• [Stated task]
Print every one of the following rows exactly as they appear, but omit the pictures.

• [Dataset]
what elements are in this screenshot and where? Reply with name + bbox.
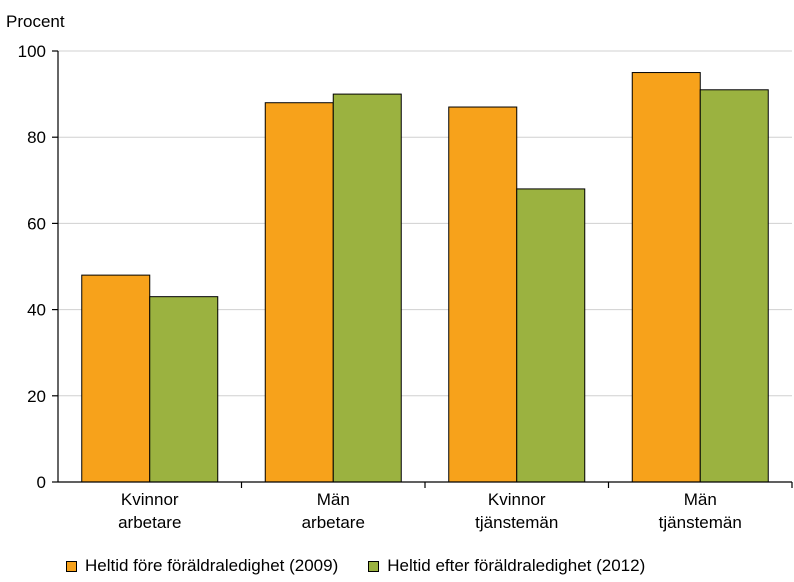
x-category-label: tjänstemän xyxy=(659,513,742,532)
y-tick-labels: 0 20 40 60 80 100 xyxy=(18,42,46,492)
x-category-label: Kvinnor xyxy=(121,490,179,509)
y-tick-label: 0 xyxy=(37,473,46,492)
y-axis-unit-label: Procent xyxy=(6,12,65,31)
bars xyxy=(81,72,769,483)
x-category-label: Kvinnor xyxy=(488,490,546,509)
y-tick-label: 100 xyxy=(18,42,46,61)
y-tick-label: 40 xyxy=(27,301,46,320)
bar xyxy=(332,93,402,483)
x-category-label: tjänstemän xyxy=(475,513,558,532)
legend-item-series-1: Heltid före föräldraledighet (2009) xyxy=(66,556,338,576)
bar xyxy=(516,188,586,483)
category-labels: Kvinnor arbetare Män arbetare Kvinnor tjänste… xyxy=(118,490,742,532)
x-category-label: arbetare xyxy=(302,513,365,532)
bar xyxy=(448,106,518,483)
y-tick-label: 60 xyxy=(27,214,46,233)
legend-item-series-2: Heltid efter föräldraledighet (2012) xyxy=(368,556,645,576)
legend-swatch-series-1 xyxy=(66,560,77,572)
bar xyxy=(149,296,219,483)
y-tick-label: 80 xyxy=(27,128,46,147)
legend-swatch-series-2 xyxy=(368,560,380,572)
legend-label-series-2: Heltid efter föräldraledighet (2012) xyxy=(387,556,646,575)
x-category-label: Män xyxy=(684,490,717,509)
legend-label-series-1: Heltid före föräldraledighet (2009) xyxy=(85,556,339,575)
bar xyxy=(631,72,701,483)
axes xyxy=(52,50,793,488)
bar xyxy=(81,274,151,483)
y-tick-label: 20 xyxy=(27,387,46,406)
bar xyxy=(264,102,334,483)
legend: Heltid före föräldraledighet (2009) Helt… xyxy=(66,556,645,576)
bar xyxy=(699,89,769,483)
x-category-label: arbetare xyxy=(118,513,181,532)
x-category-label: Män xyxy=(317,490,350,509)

• [Exercise response]
what elements are in this screenshot and where? Reply with name + bbox.
x-category-label: tjänstemän xyxy=(659,513,742,532)
y-tick-labels: 0 20 40 60 80 100 xyxy=(18,42,46,492)
x-category-label: Kvinnor xyxy=(121,490,179,509)
y-tick-label: 0 xyxy=(37,473,46,492)
y-axis-unit-label: Procent xyxy=(6,12,65,31)
bars xyxy=(81,72,769,483)
x-category-label: Kvinnor xyxy=(488,490,546,509)
y-tick-label: 100 xyxy=(18,42,46,61)
y-tick-label: 40 xyxy=(27,301,46,320)
bar xyxy=(332,93,402,483)
x-category-label: tjänstemän xyxy=(475,513,558,532)
legend-item-series-1: Heltid före föräldraledighet (2009) xyxy=(66,556,338,576)
bar xyxy=(516,188,586,483)
category-labels: Kvinnor arbetare Män arbetare Kvinnor tjänste… xyxy=(118,490,742,532)
x-category-label: arbetare xyxy=(302,513,365,532)
bar xyxy=(448,106,518,483)
y-tick-label: 60 xyxy=(27,214,46,233)
legend-item-series-2: Heltid efter föräldraledighet (2012) xyxy=(368,556,645,576)
legend-swatch-series-1 xyxy=(66,560,77,572)
bar xyxy=(149,296,219,483)
y-tick-label: 80 xyxy=(27,128,46,147)
legend-swatch-series-2 xyxy=(368,560,380,572)
legend-label-series-2: Heltid efter föräldraledighet (2012) xyxy=(387,556,646,575)
x-category-label: Män xyxy=(684,490,717,509)
legend-label-series-1: Heltid före föräldraledighet (2009) xyxy=(85,556,339,575)
bar xyxy=(631,72,701,483)
axes xyxy=(52,50,793,488)
bar xyxy=(81,274,151,483)
y-tick-label: 20 xyxy=(27,387,46,406)
bar xyxy=(264,102,334,483)
legend: Heltid före föräldraledighet (2009) Helt… xyxy=(66,556,645,576)
bar xyxy=(699,89,769,483)
x-category-label: arbetare xyxy=(118,513,181,532)
x-category-label: Män xyxy=(317,490,350,509)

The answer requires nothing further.